[Start Extracted entries]

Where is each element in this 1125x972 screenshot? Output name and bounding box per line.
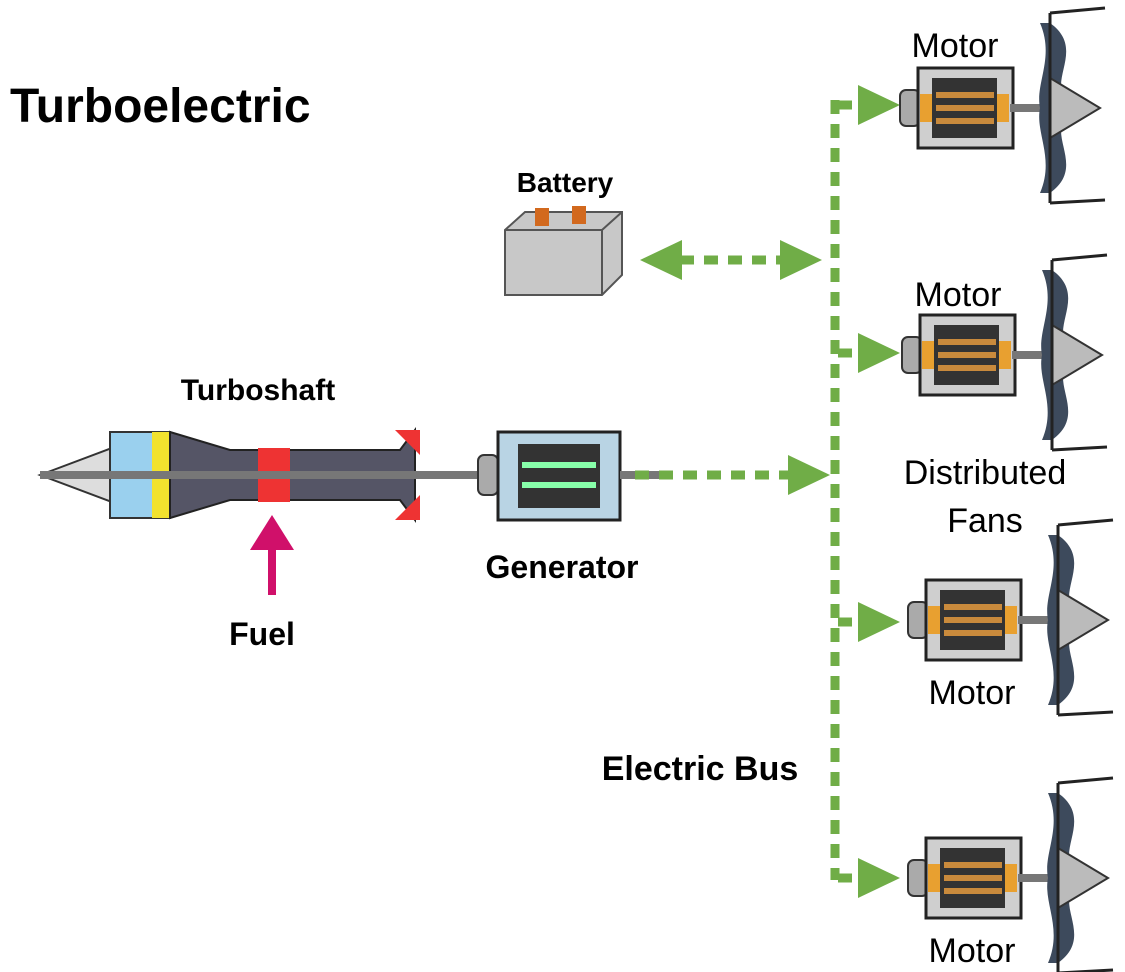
battery-icon <box>505 206 622 295</box>
motor-label: Motor <box>915 276 1002 314</box>
battery-label: Battery <box>517 167 614 198</box>
generator-label: Generator <box>486 549 639 585</box>
distributed-fans-label: Fans <box>947 502 1023 540</box>
fuel-arrow <box>250 515 294 595</box>
turboshaft-label: Turboshaft <box>181 374 335 407</box>
motor-links <box>838 85 900 898</box>
title: Turboelectric <box>10 80 311 133</box>
generator-link <box>635 455 830 495</box>
motor-label: Motor <box>929 932 1016 970</box>
distributed-fans-label: Distributed <box>904 454 1067 492</box>
motor-label: Motor <box>929 674 1016 712</box>
diagram: Turboelectric Battery Electric Bus Turbo… <box>0 0 1125 972</box>
motor-label: Motor <box>912 27 999 65</box>
electric-bus-label: Electric Bus <box>602 750 799 788</box>
turboshaft-icon <box>40 430 480 520</box>
fuel-label: Fuel <box>229 616 295 652</box>
battery-link <box>640 240 822 280</box>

[End Extracted entries]

The task — Please convert the lines of the items above into a numbered list, skipping blank lines and omitting the pictures.

Right answer —
1. Where is each element in this 1125x972 screenshot? Output name and bounding box per line.
2. battery-icon <box>505 206 622 295</box>
3. motor-label: Motor <box>915 276 1002 314</box>
4. battery-label: Battery <box>517 167 614 198</box>
5. generator-label: Generator <box>486 549 639 585</box>
6. distributed-fans-label: Fans <box>947 502 1023 540</box>
7. fuel-arrow <box>250 515 294 595</box>
8. turboshaft-label: Turboshaft <box>181 374 335 407</box>
9. motor-links <box>838 85 900 898</box>
10. title: Turboelectric <box>10 80 311 133</box>
11. generator-link <box>635 455 830 495</box>
12. motor-label: Motor <box>929 932 1016 970</box>
13. distributed-fans-label: Distributed <box>904 454 1067 492</box>
14. motor-label: Motor <box>929 674 1016 712</box>
15. diagram: Turboelectric Battery Electric Bus Turbo… <box>0 0 1125 972</box>
16. motor-label: Motor <box>912 27 999 65</box>
17. electric-bus-label: Electric Bus <box>602 750 799 788</box>
18. turboshaft-icon <box>40 430 480 520</box>
19. fuel-label: Fuel <box>229 616 295 652</box>
20. battery-link <box>640 240 822 280</box>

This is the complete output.